GIVEN INSTRUCTION: Find the string "ordinary" and gather every line that holds it.

INPUT DATA:
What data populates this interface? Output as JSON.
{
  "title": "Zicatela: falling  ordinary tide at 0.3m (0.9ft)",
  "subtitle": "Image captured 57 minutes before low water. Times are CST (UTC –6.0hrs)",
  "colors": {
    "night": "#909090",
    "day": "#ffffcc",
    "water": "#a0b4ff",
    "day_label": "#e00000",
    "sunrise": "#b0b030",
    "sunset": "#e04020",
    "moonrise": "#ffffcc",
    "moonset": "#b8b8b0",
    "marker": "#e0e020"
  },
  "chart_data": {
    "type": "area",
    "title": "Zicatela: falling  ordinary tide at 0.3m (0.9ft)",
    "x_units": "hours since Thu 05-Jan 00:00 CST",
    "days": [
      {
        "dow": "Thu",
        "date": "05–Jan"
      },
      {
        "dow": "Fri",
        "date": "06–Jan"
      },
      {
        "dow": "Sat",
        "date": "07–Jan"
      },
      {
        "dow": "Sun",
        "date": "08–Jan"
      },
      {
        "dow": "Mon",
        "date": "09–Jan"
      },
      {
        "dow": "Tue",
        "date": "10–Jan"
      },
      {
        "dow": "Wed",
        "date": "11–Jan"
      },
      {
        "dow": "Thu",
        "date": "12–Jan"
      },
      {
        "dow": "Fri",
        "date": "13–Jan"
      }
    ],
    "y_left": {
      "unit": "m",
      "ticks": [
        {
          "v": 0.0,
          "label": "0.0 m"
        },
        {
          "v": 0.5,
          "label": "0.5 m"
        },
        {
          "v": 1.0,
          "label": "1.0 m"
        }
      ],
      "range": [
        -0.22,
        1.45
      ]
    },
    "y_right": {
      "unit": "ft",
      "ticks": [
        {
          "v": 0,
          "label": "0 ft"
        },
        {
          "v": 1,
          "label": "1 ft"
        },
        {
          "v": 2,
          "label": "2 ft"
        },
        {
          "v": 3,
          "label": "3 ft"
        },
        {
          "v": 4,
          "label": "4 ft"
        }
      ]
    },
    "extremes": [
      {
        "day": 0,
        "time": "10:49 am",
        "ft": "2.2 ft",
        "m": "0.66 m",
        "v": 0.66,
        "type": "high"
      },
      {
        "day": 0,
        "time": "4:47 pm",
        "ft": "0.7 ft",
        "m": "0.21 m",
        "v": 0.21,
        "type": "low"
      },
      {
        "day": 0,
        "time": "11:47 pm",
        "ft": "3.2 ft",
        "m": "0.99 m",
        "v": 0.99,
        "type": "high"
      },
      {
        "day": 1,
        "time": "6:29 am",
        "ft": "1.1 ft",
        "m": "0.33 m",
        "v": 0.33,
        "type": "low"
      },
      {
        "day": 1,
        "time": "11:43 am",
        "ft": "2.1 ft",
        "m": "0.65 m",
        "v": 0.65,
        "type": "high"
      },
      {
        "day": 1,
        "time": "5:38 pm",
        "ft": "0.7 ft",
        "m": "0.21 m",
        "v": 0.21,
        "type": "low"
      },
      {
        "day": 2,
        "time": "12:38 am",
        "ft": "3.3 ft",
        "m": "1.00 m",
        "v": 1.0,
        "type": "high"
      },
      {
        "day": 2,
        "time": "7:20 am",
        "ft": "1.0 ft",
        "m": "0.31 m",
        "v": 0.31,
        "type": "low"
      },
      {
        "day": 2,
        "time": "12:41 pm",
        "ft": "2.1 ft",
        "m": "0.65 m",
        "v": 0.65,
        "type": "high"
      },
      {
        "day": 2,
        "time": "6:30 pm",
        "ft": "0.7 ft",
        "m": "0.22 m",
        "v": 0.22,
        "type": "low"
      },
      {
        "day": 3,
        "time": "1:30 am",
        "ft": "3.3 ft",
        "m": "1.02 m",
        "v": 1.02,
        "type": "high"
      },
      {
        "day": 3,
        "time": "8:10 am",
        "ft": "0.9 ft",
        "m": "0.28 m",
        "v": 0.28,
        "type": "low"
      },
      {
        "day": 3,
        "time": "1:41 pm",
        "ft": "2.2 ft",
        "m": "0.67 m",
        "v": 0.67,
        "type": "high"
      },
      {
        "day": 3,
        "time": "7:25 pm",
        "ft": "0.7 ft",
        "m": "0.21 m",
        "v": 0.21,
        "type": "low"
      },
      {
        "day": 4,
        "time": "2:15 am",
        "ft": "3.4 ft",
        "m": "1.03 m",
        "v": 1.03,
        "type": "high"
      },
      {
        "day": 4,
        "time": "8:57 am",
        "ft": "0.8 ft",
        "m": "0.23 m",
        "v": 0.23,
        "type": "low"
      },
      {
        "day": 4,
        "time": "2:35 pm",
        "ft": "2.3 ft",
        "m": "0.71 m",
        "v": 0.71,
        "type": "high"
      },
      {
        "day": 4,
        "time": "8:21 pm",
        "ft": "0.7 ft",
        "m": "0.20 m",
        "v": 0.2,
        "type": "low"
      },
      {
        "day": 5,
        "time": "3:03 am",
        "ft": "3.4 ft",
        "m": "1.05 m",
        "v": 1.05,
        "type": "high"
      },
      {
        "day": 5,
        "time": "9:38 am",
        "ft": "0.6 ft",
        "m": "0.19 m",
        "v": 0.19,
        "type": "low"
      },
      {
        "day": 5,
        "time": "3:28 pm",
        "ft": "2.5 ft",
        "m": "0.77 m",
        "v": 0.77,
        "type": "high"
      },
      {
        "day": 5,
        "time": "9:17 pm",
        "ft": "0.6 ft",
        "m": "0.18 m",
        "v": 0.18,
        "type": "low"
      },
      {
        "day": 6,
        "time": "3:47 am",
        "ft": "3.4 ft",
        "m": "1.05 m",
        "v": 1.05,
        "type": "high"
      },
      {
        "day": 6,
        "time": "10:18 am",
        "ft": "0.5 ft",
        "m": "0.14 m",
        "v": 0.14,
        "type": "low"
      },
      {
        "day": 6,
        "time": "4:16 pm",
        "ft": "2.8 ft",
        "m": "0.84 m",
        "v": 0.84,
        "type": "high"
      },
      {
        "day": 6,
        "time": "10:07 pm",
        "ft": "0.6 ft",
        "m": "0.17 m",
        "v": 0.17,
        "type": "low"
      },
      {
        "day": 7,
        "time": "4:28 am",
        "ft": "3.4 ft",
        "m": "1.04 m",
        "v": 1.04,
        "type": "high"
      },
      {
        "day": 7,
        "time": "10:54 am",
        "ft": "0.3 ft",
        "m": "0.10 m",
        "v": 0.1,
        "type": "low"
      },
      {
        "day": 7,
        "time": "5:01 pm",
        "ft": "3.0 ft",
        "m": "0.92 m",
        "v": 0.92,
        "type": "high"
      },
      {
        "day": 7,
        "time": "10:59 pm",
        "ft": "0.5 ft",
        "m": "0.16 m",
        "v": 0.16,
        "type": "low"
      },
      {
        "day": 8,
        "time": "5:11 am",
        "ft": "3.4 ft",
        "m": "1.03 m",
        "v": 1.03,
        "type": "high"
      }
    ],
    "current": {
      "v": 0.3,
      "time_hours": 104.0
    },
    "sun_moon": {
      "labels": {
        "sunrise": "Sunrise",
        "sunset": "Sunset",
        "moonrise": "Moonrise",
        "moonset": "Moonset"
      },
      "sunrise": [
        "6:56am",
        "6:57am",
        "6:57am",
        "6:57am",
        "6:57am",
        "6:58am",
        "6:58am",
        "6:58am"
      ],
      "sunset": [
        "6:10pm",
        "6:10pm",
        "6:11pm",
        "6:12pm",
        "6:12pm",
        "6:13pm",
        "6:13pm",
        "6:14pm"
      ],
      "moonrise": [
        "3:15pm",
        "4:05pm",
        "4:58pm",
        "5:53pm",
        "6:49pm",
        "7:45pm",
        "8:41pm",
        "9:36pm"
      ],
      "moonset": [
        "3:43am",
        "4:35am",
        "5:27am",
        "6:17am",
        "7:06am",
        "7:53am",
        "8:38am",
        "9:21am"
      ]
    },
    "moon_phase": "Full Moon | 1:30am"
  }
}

ANSWER IN FULL:
  "title": "Zicatela: falling  ordinary tide at 0.3m (0.9ft)",
    "title": "Zicatela: falling  ordinary tide at 0.3m (0.9ft)",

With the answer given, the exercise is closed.